What lines of the data include the string "color"? Copy them all.

***

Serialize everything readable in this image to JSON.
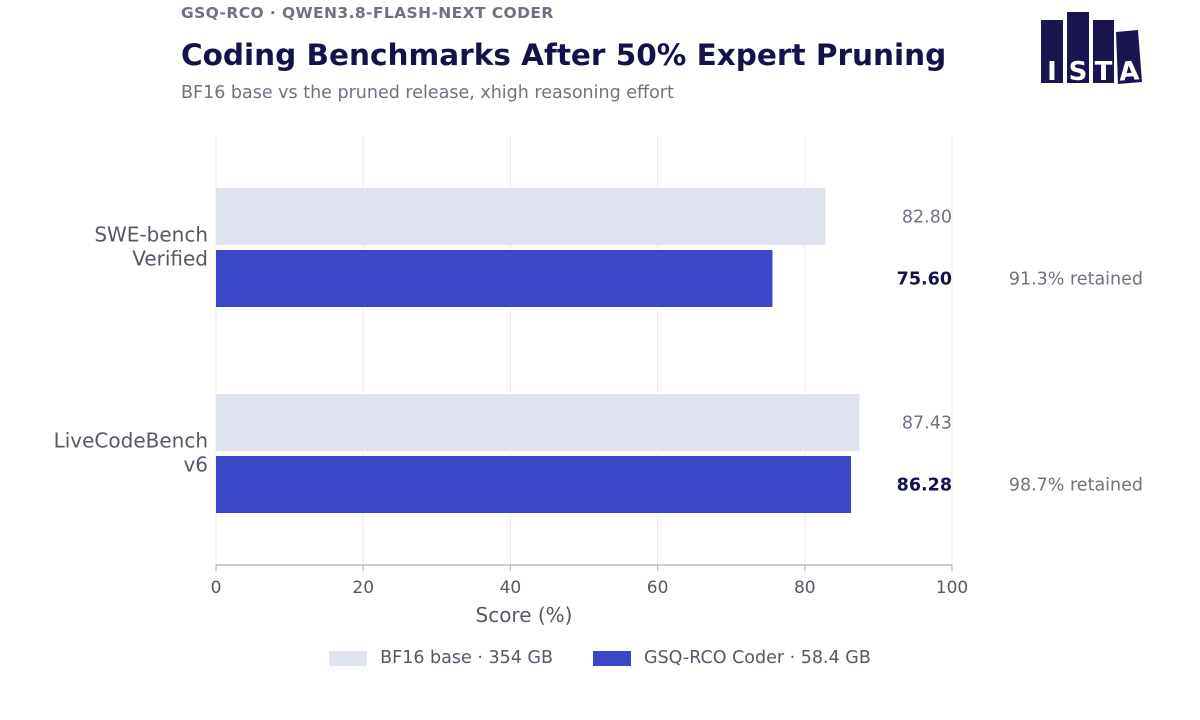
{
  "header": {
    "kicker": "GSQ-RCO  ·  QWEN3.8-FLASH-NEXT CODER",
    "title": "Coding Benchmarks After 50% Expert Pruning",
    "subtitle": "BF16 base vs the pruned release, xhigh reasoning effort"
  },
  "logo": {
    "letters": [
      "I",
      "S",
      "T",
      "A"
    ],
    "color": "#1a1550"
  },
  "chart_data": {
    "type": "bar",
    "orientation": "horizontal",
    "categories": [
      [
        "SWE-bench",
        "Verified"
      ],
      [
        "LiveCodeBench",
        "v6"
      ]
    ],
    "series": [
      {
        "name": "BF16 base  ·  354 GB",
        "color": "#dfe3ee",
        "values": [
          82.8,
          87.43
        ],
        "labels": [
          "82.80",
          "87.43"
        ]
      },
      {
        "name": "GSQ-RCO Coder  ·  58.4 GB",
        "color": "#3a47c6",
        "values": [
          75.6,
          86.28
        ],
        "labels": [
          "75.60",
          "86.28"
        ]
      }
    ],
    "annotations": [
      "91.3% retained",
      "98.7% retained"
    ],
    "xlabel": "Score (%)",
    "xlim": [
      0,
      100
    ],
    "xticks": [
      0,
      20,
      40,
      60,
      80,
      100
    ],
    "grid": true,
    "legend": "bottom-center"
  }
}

***

• _Response to the exercise_:
    "color": "#1a1550"
        "color": "#dfe3ee",
        "color": "#3a47c6",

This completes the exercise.